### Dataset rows

↓↓↓

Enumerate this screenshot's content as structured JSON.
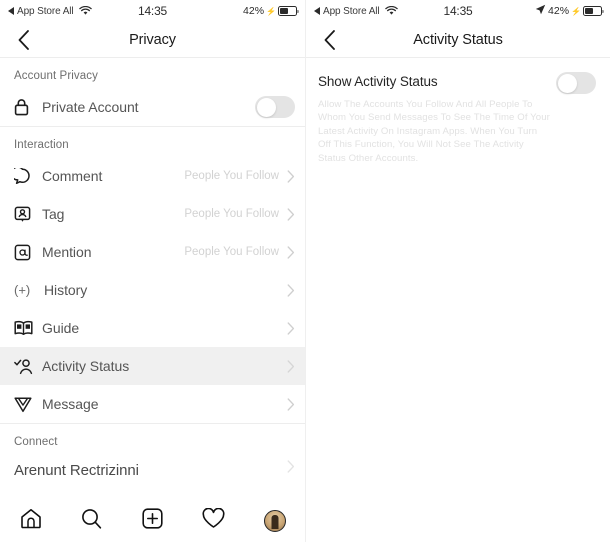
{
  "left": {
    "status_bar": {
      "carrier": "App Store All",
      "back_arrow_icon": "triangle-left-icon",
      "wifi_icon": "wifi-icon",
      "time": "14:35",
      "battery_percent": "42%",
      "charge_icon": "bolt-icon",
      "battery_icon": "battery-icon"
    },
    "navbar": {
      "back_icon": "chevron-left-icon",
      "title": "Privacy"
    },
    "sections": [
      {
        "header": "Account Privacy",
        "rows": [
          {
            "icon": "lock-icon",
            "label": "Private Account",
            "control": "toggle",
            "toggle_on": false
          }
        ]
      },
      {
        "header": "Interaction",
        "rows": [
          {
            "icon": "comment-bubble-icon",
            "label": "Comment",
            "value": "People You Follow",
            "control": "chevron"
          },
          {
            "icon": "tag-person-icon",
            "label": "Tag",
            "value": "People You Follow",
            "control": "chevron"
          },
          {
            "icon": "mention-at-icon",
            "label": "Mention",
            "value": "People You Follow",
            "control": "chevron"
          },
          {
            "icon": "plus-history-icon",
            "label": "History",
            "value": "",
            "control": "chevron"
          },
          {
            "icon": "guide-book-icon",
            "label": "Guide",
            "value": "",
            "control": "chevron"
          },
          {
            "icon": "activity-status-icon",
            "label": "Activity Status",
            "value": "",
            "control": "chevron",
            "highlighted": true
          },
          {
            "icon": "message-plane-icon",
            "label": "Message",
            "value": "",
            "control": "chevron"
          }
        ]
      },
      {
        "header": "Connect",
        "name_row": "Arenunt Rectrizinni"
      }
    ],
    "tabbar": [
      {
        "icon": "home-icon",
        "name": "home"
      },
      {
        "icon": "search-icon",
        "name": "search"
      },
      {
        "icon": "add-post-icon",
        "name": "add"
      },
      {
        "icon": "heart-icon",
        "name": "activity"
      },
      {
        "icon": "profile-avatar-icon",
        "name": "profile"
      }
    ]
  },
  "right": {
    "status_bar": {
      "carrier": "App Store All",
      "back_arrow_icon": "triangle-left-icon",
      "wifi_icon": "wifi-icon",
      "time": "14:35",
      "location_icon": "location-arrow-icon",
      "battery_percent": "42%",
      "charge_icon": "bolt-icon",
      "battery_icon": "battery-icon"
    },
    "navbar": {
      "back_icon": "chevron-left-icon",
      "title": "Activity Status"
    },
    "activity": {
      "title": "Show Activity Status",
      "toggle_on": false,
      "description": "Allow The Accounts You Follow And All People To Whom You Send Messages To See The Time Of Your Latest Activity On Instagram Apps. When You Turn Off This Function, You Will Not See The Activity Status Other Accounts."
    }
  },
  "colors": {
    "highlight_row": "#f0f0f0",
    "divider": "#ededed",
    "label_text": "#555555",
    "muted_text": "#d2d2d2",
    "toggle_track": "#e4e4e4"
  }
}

↑↑↑
↓↓↓

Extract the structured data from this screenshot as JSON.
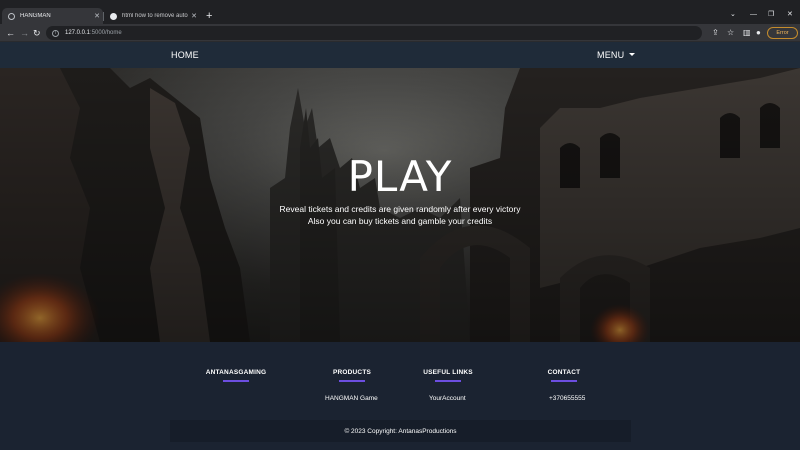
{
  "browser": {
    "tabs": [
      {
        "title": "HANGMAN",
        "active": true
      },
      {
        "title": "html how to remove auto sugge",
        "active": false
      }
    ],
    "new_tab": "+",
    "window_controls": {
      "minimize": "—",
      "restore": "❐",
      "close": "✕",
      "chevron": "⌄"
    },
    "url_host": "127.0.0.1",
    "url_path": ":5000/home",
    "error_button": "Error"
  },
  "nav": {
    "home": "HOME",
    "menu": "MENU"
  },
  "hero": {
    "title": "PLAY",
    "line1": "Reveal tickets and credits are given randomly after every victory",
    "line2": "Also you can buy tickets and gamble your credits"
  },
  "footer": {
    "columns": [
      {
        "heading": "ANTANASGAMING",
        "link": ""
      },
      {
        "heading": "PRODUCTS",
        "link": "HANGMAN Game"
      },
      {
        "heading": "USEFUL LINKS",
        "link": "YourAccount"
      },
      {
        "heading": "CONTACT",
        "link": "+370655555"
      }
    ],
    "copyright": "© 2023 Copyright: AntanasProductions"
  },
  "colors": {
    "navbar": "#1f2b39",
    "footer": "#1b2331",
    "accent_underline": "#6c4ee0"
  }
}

↑↑↑

### DIRECTION
Filter out all lines lacking the word "Privacy" and copy the rest.

### THE SOLUTION
      "title": "Privacy"
        "header": "Account Privacy",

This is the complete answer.